== Source records
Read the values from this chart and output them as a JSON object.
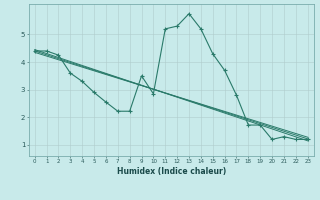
{
  "xlabel": "Humidex (Indice chaleur)",
  "background_color": "#c8eaea",
  "grid_color": "#b0cccc",
  "line_color": "#2a7a6a",
  "xlim": [
    -0.5,
    23.5
  ],
  "ylim": [
    0.6,
    6.1
  ],
  "xticks": [
    0,
    1,
    2,
    3,
    4,
    5,
    6,
    7,
    8,
    9,
    10,
    11,
    12,
    13,
    14,
    15,
    16,
    17,
    18,
    19,
    20,
    21,
    22,
    23
  ],
  "yticks": [
    1,
    2,
    3,
    4,
    5
  ],
  "main_series": {
    "x": [
      0,
      1,
      2,
      3,
      4,
      5,
      6,
      7,
      8,
      9,
      10,
      11,
      12,
      13,
      14,
      15,
      16,
      17,
      18,
      19,
      20,
      21,
      22,
      23
    ],
    "y": [
      4.4,
      4.4,
      4.25,
      3.6,
      3.3,
      2.9,
      2.55,
      2.22,
      2.22,
      3.5,
      2.85,
      5.2,
      5.3,
      5.75,
      5.2,
      4.3,
      3.7,
      2.8,
      1.72,
      1.72,
      1.2,
      1.3,
      1.2,
      1.2
    ]
  },
  "trend_lines": [
    {
      "x": [
        0,
        23
      ],
      "y": [
        4.45,
        1.15
      ]
    },
    {
      "x": [
        0,
        23
      ],
      "y": [
        4.4,
        1.22
      ]
    },
    {
      "x": [
        0,
        23
      ],
      "y": [
        4.35,
        1.28
      ]
    }
  ]
}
====
▸ **What is expected**:
Each line in the records above should be reproduced exactly; images are not copied.

▸ **Answer to the task**:
Read the values from this chart and output them as a JSON object.
{
  "xlabel": "Humidex (Indice chaleur)",
  "background_color": "#c8eaea",
  "grid_color": "#b0cccc",
  "line_color": "#2a7a6a",
  "xlim": [
    -0.5,
    23.5
  ],
  "ylim": [
    0.6,
    6.1
  ],
  "xticks": [
    0,
    1,
    2,
    3,
    4,
    5,
    6,
    7,
    8,
    9,
    10,
    11,
    12,
    13,
    14,
    15,
    16,
    17,
    18,
    19,
    20,
    21,
    22,
    23
  ],
  "yticks": [
    1,
    2,
    3,
    4,
    5
  ],
  "main_series": {
    "x": [
      0,
      1,
      2,
      3,
      4,
      5,
      6,
      7,
      8,
      9,
      10,
      11,
      12,
      13,
      14,
      15,
      16,
      17,
      18,
      19,
      20,
      21,
      22,
      23
    ],
    "y": [
      4.4,
      4.4,
      4.25,
      3.6,
      3.3,
      2.9,
      2.55,
      2.22,
      2.22,
      3.5,
      2.85,
      5.2,
      5.3,
      5.75,
      5.2,
      4.3,
      3.7,
      2.8,
      1.72,
      1.72,
      1.2,
      1.3,
      1.2,
      1.2
    ]
  },
  "trend_lines": [
    {
      "x": [
        0,
        23
      ],
      "y": [
        4.45,
        1.15
      ]
    },
    {
      "x": [
        0,
        23
      ],
      "y": [
        4.4,
        1.22
      ]
    },
    {
      "x": [
        0,
        23
      ],
      "y": [
        4.35,
        1.28
      ]
    }
  ]
}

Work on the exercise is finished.